Your instructions:
In your copy, repeat the records exactly and leave out the pictures.

BEGIN Data

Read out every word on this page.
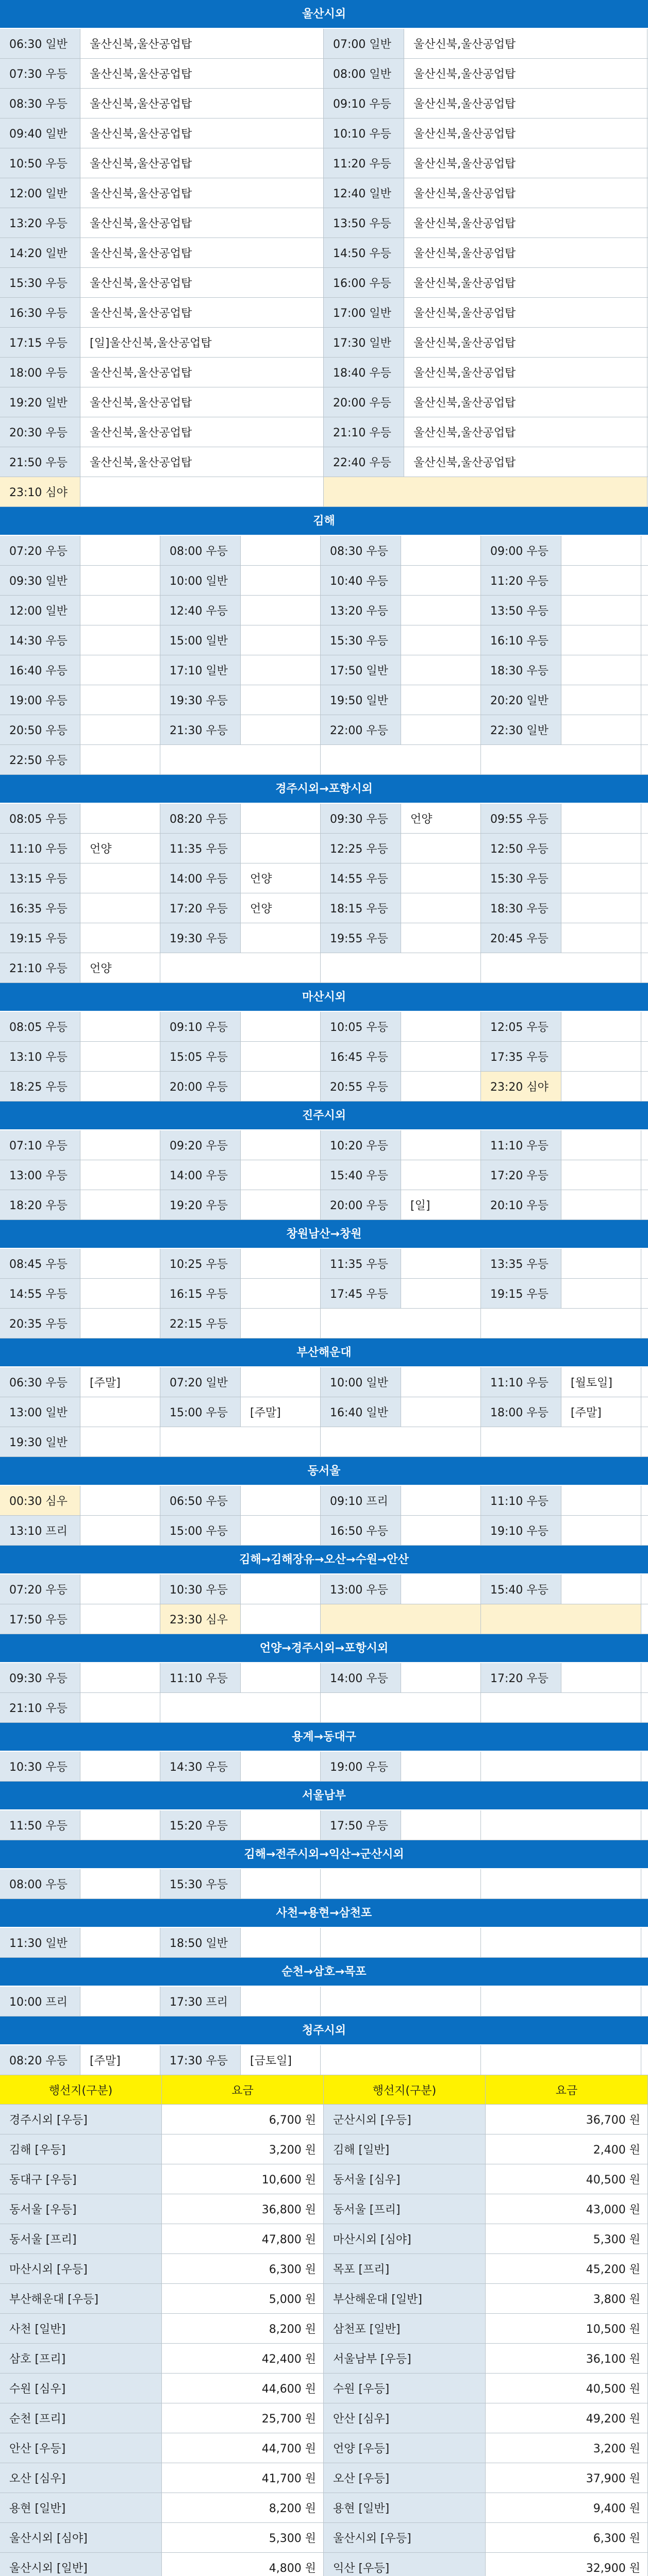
울산시외
06:30 일반	울산신북,울산공업탑	07:00 일반	울산신북,울산공업탑
07:30 우등	울산신북,울산공업탑	08:00 일반	울산신북,울산공업탑
08:30 우등	울산신북,울산공업탑	09:10 우등	울산신북,울산공업탑
09:40 일반	울산신북,울산공업탑	10:10 우등	울산신북,울산공업탑
10:50 우등	울산신북,울산공업탑	11:20 우등	울산신북,울산공업탑
12:00 일반	울산신북,울산공업탑	12:40 일반	울산신북,울산공업탑
13:20 우등	울산신북,울산공업탑	13:50 우등	울산신북,울산공업탑
14:20 일반	울산신북,울산공업탑	14:50 우등	울산신북,울산공업탑
15:30 우등	울산신북,울산공업탑	16:00 우등	울산신북,울산공업탑
16:30 우등	울산신북,울산공업탑	17:00 일반	울산신북,울산공업탑
17:15 우등	[일]울산신북,울산공업탑	17:30 일반	울산신북,울산공업탑
18:00 우등	울산신북,울산공업탑	18:40 우등	울산신북,울산공업탑
19:20 일반	울산신북,울산공업탑	20:00 우등	울산신북,울산공업탑
20:30 우등	울산신북,울산공업탑	21:10 우등	울산신북,울산공업탑
21:50 우등	울산신북,울산공업탑	22:40 우등	울산신북,울산공업탑
23:10 심야
김해
07:20 우등	08:00 우등	08:30 우등	09:00 우등
09:30 일반	10:00 일반	10:40 우등	11:20 우등
12:00 일반	12:40 우등	13:20 우등	13:50 우등
14:30 우등	15:00 일반	15:30 우등	16:10 우등
16:40 우등	17:10 일반	17:50 일반	18:30 우등
19:00 우등	19:30 우등	19:50 일반	20:20 일반
20:50 우등	21:30 우등	22:00 우등	22:30 일반
22:50 우등
경주시외→포항시외
08:05 우등	08:20 우등	09:30 우등	언양	09:55 우등
11:10 우등	언양	11:35 우등	12:25 우등	12:50 우등
13:15 우등	14:00 우등	언양	14:55 우등	15:30 우등
16:35 우등	17:20 우등	언양	18:15 우등	18:30 우등
19:15 우등	19:30 우등	19:55 우등	20:45 우등
21:10 우등	언양
마산시외
08:05 우등	09:10 우등	10:05 우등	12:05 우등
13:10 우등	15:05 우등	16:45 우등	17:35 우등
18:25 우등	20:00 우등	20:55 우등	23:20 심야
진주시외
07:10 우등	09:20 우등	10:20 우등	11:10 우등
13:00 우등	14:00 우등	15:40 우등	17:20 우등
18:20 우등	19:20 우등	20:00 우등	[일]	20:10 우등
창원남산→창원
08:45 우등	10:25 우등	11:35 우등	13:35 우등
14:55 우등	16:15 우등	17:45 우등	19:15 우등
20:35 우등	22:15 우등
부산해운대
06:30 우등	[주말]	07:20 일반	10:00 일반	11:10 우등	[월토일]
13:00 일반	15:00 우등	[주말]	16:40 일반	18:00 우등	[주말]
19:30 일반
동서울
00:30 심우	06:50 우등	09:10 프리	11:10 우등
13:10 프리	15:00 우등	16:50 우등	19:10 우등
김해→김해장유→오산→수원→안산
07:20 우등	10:30 우등	13:00 우등	15:40 우등
17:50 우등	23:30 심우
언양→경주시외→포항시외
09:30 우등	11:10 우등	14:00 우등	17:20 우등
21:10 우등
용계→동대구
10:30 우등	14:30 우등	19:00 우등
서울남부
11:50 우등	15:20 우등	17:50 우등
김해→전주시외→익산→군산시외
08:00 우등	15:30 우등
사천→용현→삼천포
11:30 일반	18:50 일반
순천→삼호→목포
10:00 프리	17:30 프리
청주시외
08:20 우등	[주말]	17:30 우등	[금토일]
행선지(구분)	요금	행선지(구분)	요금
경주시외 [우등]	6,700 원	군산시외 [우등]	36,700 원
김해 [우등]	3,200 원	김해 [일반]	2,400 원
동대구 [우등]	10,600 원	동서울 [심우]	40,500 원
동서울 [우등]	36,800 원	동서울 [프리]	43,000 원
동서울 [프리]	47,800 원	마산시외 [심야]	5,300 원
마산시외 [우등]	6,300 원	목포 [프리]	45,200 원
부산해운대 [우등]	5,000 원	부산해운대 [일반]	3,800 원
사천 [일반]	8,200 원	삼천포 [일반]	10,500 원
삼호 [프리]	42,400 원	서울남부 [우등]	36,100 원
수원 [심우]	44,600 원	수원 [우등]	40,500 원
순천 [프리]	25,700 원	안산 [심우]	49,200 원
안산 [우등]	44,700 원	언양 [우등]	3,200 원
오산 [심우]	41,700 원	오산 [우등]	37,900 원
용현 [일반]	8,200 원	용현 [일반]	9,400 원
울산시외 [심야]	5,300 원	울산시외 [우등]	6,300 원
울산시외 [일반]	4,800 원	익산 [우등]	32,900 원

END Data

Solved exercise:
Read out every word on this page.
울산시외
06:30 일반	울산신북,울산공업탑	07:00 일반	울산신북,울산공업탑
07:30 우등	울산신북,울산공업탑	08:00 일반	울산신북,울산공업탑
08:30 우등	울산신북,울산공업탑	09:10 우등	울산신북,울산공업탑
09:40 일반	울산신북,울산공업탑	10:10 우등	울산신북,울산공업탑
10:50 우등	울산신북,울산공업탑	11:20 우등	울산신북,울산공업탑
12:00 일반	울산신북,울산공업탑	12:40 일반	울산신북,울산공업탑
13:20 우등	울산신북,울산공업탑	13:50 우등	울산신북,울산공업탑
14:20 일반	울산신북,울산공업탑	14:50 우등	울산신북,울산공업탑
15:30 우등	울산신북,울산공업탑	16:00 우등	울산신북,울산공업탑
16:30 우등	울산신북,울산공업탑	17:00 일반	울산신북,울산공업탑
17:15 우등	[일]울산신북,울산공업탑	17:30 일반	울산신북,울산공업탑
18:00 우등	울산신북,울산공업탑	18:40 우등	울산신북,울산공업탑
19:20 일반	울산신북,울산공업탑	20:00 우등	울산신북,울산공업탑
20:30 우등	울산신북,울산공업탑	21:10 우등	울산신북,울산공업탑
21:50 우등	울산신북,울산공업탑	22:40 우등	울산신북,울산공업탑
23:10 심야
김해
07:20 우등	08:00 우등	08:30 우등	09:00 우등
09:30 일반	10:00 일반	10:40 우등	11:20 우등
12:00 일반	12:40 우등	13:20 우등	13:50 우등
14:30 우등	15:00 일반	15:30 우등	16:10 우등
16:40 우등	17:10 일반	17:50 일반	18:30 우등
19:00 우등	19:30 우등	19:50 일반	20:20 일반
20:50 우등	21:30 우등	22:00 우등	22:30 일반
22:50 우등
경주시외→포항시외
08:05 우등	08:20 우등	09:30 우등	언양	09:55 우등
11:10 우등	언양	11:35 우등	12:25 우등	12:50 우등
13:15 우등	14:00 우등	언양	14:55 우등	15:30 우등
16:35 우등	17:20 우등	언양	18:15 우등	18:30 우등
19:15 우등	19:30 우등	19:55 우등	20:45 우등
21:10 우등	언양
마산시외
08:05 우등	09:10 우등	10:05 우등	12:05 우등
13:10 우등	15:05 우등	16:45 우등	17:35 우등
18:25 우등	20:00 우등	20:55 우등	23:20 심야
진주시외
07:10 우등	09:20 우등	10:20 우등	11:10 우등
13:00 우등	14:00 우등	15:40 우등	17:20 우등
18:20 우등	19:20 우등	20:00 우등	[일]	20:10 우등
창원남산→창원
08:45 우등	10:25 우등	11:35 우등	13:35 우등
14:55 우등	16:15 우등	17:45 우등	19:15 우등
20:35 우등	22:15 우등
부산해운대
06:30 우등	[주말]	07:20 일반	10:00 일반	11:10 우등	[월토일]
13:00 일반	15:00 우등	[주말]	16:40 일반	18:00 우등	[주말]
19:30 일반
동서울
00:30 심우	06:50 우등	09:10 프리	11:10 우등
13:10 프리	15:00 우등	16:50 우등	19:10 우등
김해→김해장유→오산→수원→안산
07:20 우등	10:30 우등	13:00 우등	15:40 우등
17:50 우등	23:30 심우
언양→경주시외→포항시외
09:30 우등	11:10 우등	14:00 우등	17:20 우등
21:10 우등
용계→동대구
10:30 우등	14:30 우등	19:00 우등
서울남부
11:50 우등	15:20 우등	17:50 우등
김해→전주시외→익산→군산시외
08:00 우등	15:30 우등
사천→용현→삼천포
11:30 일반	18:50 일반
순천→삼호→목포
10:00 프리	17:30 프리
청주시외
08:20 우등	[주말]	17:30 우등	[금토일]
행선지(구분)	요금	행선지(구분)	요금
경주시외 [우등]	6,700 원	군산시외 [우등]	36,700 원
김해 [우등]	3,200 원	김해 [일반]	2,400 원
동대구 [우등]	10,600 원	동서울 [심우]	40,500 원
동서울 [우등]	36,800 원	동서울 [프리]	43,000 원
동서울 [프리]	47,800 원	마산시외 [심야]	5,300 원
마산시외 [우등]	6,300 원	목포 [프리]	45,200 원
부산해운대 [우등]	5,000 원	부산해운대 [일반]	3,800 원
사천 [일반]	8,200 원	삼천포 [일반]	10,500 원
삼호 [프리]	42,400 원	서울남부 [우등]	36,100 원
수원 [심우]	44,600 원	수원 [우등]	40,500 원
순천 [프리]	25,700 원	안산 [심우]	49,200 원
안산 [우등]	44,700 원	언양 [우등]	3,200 원
오산 [심우]	41,700 원	오산 [우등]	37,900 원
용현 [일반]	8,200 원	용현 [일반]	9,400 원
울산시외 [심야]	5,300 원	울산시외 [우등]	6,300 원
울산시외 [일반]	4,800 원	익산 [우등]	32,900 원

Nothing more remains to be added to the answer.